DATA FOR THIS TASK ::
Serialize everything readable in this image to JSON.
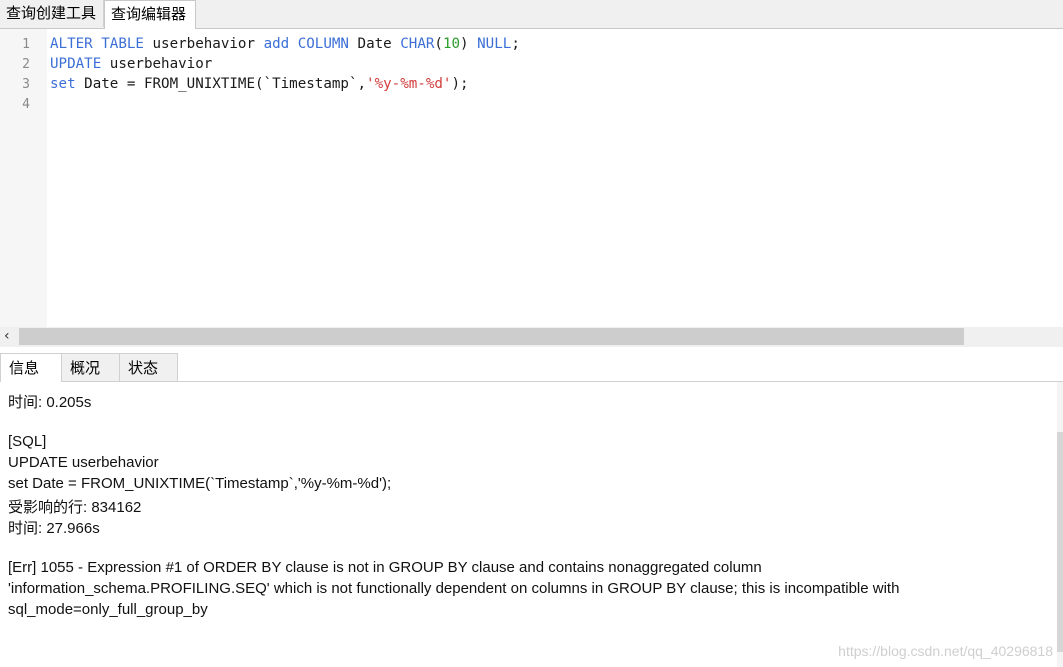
{
  "tabs": [
    {
      "label": "查询创建工具",
      "active": false
    },
    {
      "label": "查询编辑器",
      "active": true
    }
  ],
  "editor": {
    "line_numbers": [
      "1",
      "2",
      "3",
      "4"
    ],
    "lines": [
      [
        {
          "t": "ALTER TABLE",
          "c": "kw"
        },
        {
          "t": " userbehavior ",
          "c": "plain"
        },
        {
          "t": "add COLUMN",
          "c": "kw"
        },
        {
          "t": " Date ",
          "c": "plain"
        },
        {
          "t": "CHAR",
          "c": "kw"
        },
        {
          "t": "(",
          "c": "plain"
        },
        {
          "t": "10",
          "c": "num"
        },
        {
          "t": ") ",
          "c": "plain"
        },
        {
          "t": "NULL",
          "c": "kw"
        },
        {
          "t": ";",
          "c": "plain"
        }
      ],
      [
        {
          "t": "UPDATE",
          "c": "kw"
        },
        {
          "t": " userbehavior",
          "c": "plain"
        }
      ],
      [
        {
          "t": "set",
          "c": "kw"
        },
        {
          "t": " Date = FROM_UNIXTIME(`Timestamp`,",
          "c": "plain"
        },
        {
          "t": "'%y-%m-%d'",
          "c": "str"
        },
        {
          "t": ");",
          "c": "plain"
        }
      ],
      []
    ]
  },
  "colors": {
    "keyword": "#3b6fd6",
    "number": "#2a9d2a",
    "string": "#d23c3c"
  },
  "result_tabs": [
    {
      "label": "信息",
      "active": true
    },
    {
      "label": "概况",
      "active": false
    },
    {
      "label": "状态",
      "active": false
    }
  ],
  "result_lines": [
    "时间: 0.205s",
    "",
    "[SQL]",
    "UPDATE userbehavior",
    "set Date = FROM_UNIXTIME(`Timestamp`,'%y-%m-%d');",
    "受影响的行: 834162",
    "时间: 27.966s",
    "",
    "[Err] 1055 - Expression #1 of ORDER BY clause is not in GROUP BY clause and contains nonaggregated column",
    "'information_schema.PROFILING.SEQ' which is not functionally dependent on columns in GROUP BY clause; this is incompatible with",
    "sql_mode=only_full_group_by"
  ],
  "watermark": "https://blog.csdn.net/qq_40296818"
}
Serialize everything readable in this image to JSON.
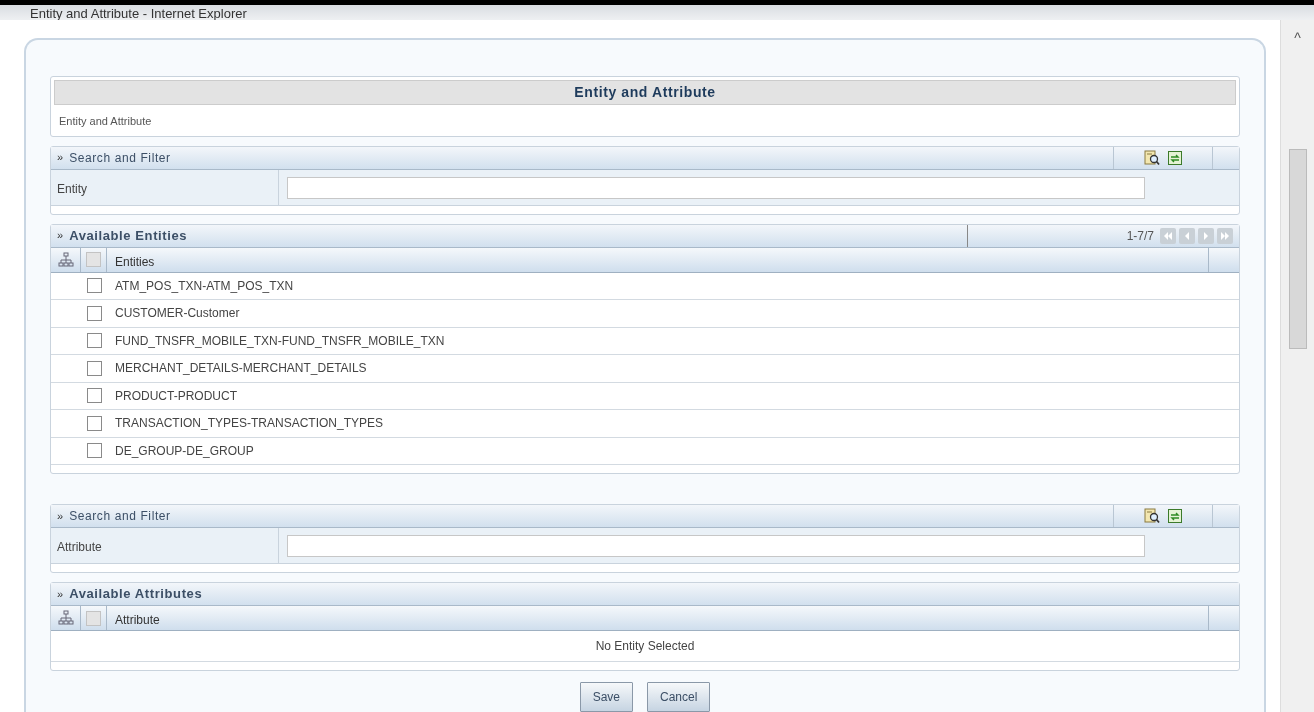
{
  "window": {
    "title": "Entity and Attribute - Internet Explorer"
  },
  "page": {
    "title": "Entity and Attribute",
    "subtitle": "Entity and Attribute"
  },
  "entity_filter": {
    "glyph": "»",
    "header": "Search and Filter",
    "label": "Entity"
  },
  "entities": {
    "glyph": "»",
    "header": "Available Entities",
    "pager": "1-7/7",
    "pager_buttons": [
      {
        "kind": "first",
        "disabled": true
      },
      {
        "kind": "prev",
        "disabled": true
      },
      {
        "kind": "next",
        "disabled": true
      },
      {
        "kind": "last",
        "disabled": true
      }
    ],
    "select_all_checked": false,
    "column": "Entities",
    "rows": [
      {
        "label": "ATM_POS_TXN-ATM_POS_TXN",
        "checked": false
      },
      {
        "label": "CUSTOMER-Customer",
        "checked": false
      },
      {
        "label": "FUND_TNSFR_MOBILE_TXN-FUND_TNSFR_MOBILE_TXN",
        "checked": false
      },
      {
        "label": "MERCHANT_DETAILS-MERCHANT_DETAILS",
        "checked": false
      },
      {
        "label": "PRODUCT-PRODUCT",
        "checked": false
      },
      {
        "label": "TRANSACTION_TYPES-TRANSACTION_TYPES",
        "checked": false
      },
      {
        "label": "DE_GROUP-DE_GROUP",
        "checked": false
      }
    ]
  },
  "attribute_filter": {
    "glyph": "»",
    "header": "Search and Filter",
    "label": "Attribute"
  },
  "attributes": {
    "glyph": "»",
    "header": "Available Attributes",
    "select_all_checked": false,
    "column": "Attribute",
    "empty_message": "No Entity Selected"
  },
  "scroll_up": "^",
  "buttons": [
    "Save",
    "Cancel"
  ]
}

STATED GOAL :: Check each line above for the string "kind" and show the ones that have it.

TASK ANSWER ::
        "kind": "first",
        "kind": "prev",
        "kind": "next",
        "kind": "last",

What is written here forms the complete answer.